» TEXT
=== Section Start ===

# Solved: pc freezes and then beeps & unfreezes at the same time



## TGM00 (Feb 10, 2013)

Hi,
i use my PC every day and it has been rock stable for years.
however lately i have an issue while browsing:
the computer freezes randomly when i'm online. It freezes completely -even the mouse- for a few seconds.
Then it beeps once *from the speakers* and unfreeze at the same time.
No BSOD or anything else.

Seems like a hardware problem, but i am not sure.
It should beep from the desktop *inside* if it was the RAM.
Also, i tried a lot of stress-tests to ensure 24/7 stability
It passed memtest for >12hrs, HD tune, IBT, and even prime95 for 24hrs, to fail when i opened 5-6 chrome tabs!

I found the same question from the member "chris6273" who also happens to have alomost the same system with me.
But the thread was closed and i coulden't find a satisfying answer.
please help

*MY SYSTEM*:

CPU: Intel Core2 Quad Q9550 @2.83Ghz
Motherboard: ASUS P5Q-D Turbo
RAM: DDR2 Kingston hyper-x T1 PC8500 @1066Mhz 8GB
GPU: NVIDIA GeForce GTX 285

thank you for any answers or ideas


----------



## rainforest123 (Dec 29, 2004)

T :
Hello & Welcome to Tech Guy Forum
Please: 
provide the brand, model & model # of your computer if available
run this forum's sys info utility; paste the results in a reply at this thread
http://library.techguy.org/wiki/TSG_Valuable_links

check the event viewer for items [ events ] at the time of the GC issue
copy the detaisl & post in a reply
http://www.7tutorials.com/basics-about-working-event-viewer-windows

boot to safe mode w/ networking.

=== Section End ===

» DATA
=== Section Start ===

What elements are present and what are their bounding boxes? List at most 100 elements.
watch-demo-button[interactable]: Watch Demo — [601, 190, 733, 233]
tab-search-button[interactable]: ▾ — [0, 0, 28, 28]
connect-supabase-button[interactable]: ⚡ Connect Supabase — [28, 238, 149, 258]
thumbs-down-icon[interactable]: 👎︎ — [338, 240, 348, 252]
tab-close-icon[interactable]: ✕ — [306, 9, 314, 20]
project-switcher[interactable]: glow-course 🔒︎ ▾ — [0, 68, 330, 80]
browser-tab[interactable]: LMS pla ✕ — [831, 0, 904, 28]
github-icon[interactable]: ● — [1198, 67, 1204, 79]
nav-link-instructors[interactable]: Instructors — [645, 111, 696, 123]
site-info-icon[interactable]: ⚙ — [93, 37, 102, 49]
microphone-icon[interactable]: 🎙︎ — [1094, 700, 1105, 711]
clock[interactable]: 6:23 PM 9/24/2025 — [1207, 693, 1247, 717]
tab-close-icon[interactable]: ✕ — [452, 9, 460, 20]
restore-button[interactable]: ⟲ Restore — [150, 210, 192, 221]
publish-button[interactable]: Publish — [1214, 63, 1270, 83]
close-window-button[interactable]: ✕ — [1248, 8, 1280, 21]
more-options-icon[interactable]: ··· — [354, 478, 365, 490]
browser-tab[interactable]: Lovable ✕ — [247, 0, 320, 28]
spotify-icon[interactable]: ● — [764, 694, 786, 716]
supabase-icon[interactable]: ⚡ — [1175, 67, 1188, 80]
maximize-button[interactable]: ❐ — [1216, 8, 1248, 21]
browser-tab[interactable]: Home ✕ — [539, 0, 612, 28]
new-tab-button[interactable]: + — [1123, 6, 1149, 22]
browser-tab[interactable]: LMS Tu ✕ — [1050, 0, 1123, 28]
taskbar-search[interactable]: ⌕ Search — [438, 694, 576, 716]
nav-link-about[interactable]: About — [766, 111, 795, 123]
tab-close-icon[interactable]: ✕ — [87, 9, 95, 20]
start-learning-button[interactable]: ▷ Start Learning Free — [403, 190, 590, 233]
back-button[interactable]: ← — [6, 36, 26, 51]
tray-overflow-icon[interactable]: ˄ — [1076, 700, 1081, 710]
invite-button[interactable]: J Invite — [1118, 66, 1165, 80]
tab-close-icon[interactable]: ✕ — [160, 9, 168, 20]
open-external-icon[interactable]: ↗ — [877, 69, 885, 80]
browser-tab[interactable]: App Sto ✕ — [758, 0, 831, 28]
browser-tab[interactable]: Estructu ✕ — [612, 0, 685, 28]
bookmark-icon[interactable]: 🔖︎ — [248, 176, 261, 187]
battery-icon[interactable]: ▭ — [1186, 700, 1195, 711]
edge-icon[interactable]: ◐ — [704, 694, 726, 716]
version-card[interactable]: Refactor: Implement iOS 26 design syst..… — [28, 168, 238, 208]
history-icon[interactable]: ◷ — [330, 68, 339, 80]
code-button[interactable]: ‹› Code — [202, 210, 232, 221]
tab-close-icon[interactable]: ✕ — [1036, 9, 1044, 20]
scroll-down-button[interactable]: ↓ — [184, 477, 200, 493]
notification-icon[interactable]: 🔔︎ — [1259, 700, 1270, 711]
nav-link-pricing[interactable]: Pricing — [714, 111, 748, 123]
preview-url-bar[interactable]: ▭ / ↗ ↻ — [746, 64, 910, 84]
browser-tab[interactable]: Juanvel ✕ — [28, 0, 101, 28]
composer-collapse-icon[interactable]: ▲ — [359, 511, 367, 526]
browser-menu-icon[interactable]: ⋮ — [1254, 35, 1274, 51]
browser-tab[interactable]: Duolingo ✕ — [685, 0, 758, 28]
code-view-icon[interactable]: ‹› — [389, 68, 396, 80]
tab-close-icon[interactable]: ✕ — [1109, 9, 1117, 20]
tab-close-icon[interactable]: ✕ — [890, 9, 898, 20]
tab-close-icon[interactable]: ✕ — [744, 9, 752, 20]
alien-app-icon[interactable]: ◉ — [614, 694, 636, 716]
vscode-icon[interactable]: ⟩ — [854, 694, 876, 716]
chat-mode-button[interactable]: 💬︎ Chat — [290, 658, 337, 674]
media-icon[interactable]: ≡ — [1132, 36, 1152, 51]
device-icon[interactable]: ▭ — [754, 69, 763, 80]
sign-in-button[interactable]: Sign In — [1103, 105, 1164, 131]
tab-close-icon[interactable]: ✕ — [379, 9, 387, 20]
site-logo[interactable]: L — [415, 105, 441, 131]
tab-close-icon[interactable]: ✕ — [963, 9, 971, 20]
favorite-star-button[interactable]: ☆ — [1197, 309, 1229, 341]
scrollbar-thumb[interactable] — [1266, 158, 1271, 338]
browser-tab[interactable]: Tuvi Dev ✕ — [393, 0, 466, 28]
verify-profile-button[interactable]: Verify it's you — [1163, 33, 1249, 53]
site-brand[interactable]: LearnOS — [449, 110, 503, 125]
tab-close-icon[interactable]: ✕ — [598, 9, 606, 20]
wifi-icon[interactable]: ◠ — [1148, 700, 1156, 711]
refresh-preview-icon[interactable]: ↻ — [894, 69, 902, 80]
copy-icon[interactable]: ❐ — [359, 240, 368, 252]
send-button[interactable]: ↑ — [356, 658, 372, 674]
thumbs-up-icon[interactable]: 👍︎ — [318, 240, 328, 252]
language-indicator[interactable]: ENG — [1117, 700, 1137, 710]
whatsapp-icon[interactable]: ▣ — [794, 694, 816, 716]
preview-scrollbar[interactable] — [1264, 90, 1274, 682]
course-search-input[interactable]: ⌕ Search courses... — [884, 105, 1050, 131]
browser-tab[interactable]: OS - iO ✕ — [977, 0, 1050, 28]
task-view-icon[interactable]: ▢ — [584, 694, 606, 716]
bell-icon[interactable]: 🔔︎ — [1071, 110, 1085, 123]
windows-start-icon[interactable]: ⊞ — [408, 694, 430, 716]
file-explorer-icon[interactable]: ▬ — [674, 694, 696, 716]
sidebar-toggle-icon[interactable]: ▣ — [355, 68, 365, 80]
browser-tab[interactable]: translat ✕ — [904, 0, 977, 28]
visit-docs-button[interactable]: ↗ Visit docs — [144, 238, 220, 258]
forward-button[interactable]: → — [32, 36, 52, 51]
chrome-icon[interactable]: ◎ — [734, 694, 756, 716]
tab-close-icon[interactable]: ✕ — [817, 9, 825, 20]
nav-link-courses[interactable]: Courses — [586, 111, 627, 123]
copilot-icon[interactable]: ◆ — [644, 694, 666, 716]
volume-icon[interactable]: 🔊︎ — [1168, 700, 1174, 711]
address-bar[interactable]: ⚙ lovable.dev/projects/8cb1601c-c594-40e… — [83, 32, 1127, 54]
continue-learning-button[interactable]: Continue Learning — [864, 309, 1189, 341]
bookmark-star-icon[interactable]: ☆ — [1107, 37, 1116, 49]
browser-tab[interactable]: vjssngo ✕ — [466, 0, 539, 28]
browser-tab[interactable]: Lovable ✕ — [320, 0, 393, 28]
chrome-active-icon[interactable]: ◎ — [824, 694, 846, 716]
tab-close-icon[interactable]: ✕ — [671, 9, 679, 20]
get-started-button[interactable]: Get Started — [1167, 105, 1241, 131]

=== Section End ===

» PROBLEM SET
1 – Answer these questions about the forum thread on the freezing PC, one line each:
(a) For how many hours did the poster run prime95?
(b) Which graphics card is listed in the poster's system?
(c) Which mode does the reply tell the poster to boot into?
2 – Carry on the forum thread about the freezing PC from the point where it ends.

» ANSWERS BY ITEM NUMBER
1 –
(a) 24 hours
(b) NVIDIA GeForce GTX 285
(c) Safe mode with networking

2 –
test GC
boot to normal mode

uninstall GC, & for test purposes, use IE9. 
Does the problem happen

RF123


----------



## TGM00 (Feb 10, 2013)

there is no brand/model of my computer since i build it myself

here is the sys info as requested:

Tech Support Guy System Info Utility version 1.0.0.2
OS Version: Microsoft Windows 7 Professional, Service Pack 1, 64 bit
Processor: Intel(R) Core(TM)2 Quad CPU Q9550 @ 2.83GHz, Intel64 Family 6 Model 23 Stepping 10
Processor Count: 4
RAM: 8191 Mb
Graphics Card: NVIDIA GeForce GTX 285, 1024 Mb
Hard Drives: C: Total - 476837 MB, Free - 69014 MB;
Motherboard: ASUSTeK Computer INC., P5QD TURBO
Antivirus: Norton Internet Security, Updated and Enabled



I am using Internet Explorer for 2 days now with no issues and i'm reinstalling Chrome just in case.
I found a lot of "WMI EventID -10" errors at the Event Viewer.
I dont know what it means and if it's relevant.
As soon as i have another random freezing issue, i'll check the Events again.

If the issues don't stop i'll try some Registry Repair program or even format.
I just don't want it to be a hardware problem.


----------



## captainron276 (Sep 11, 2010)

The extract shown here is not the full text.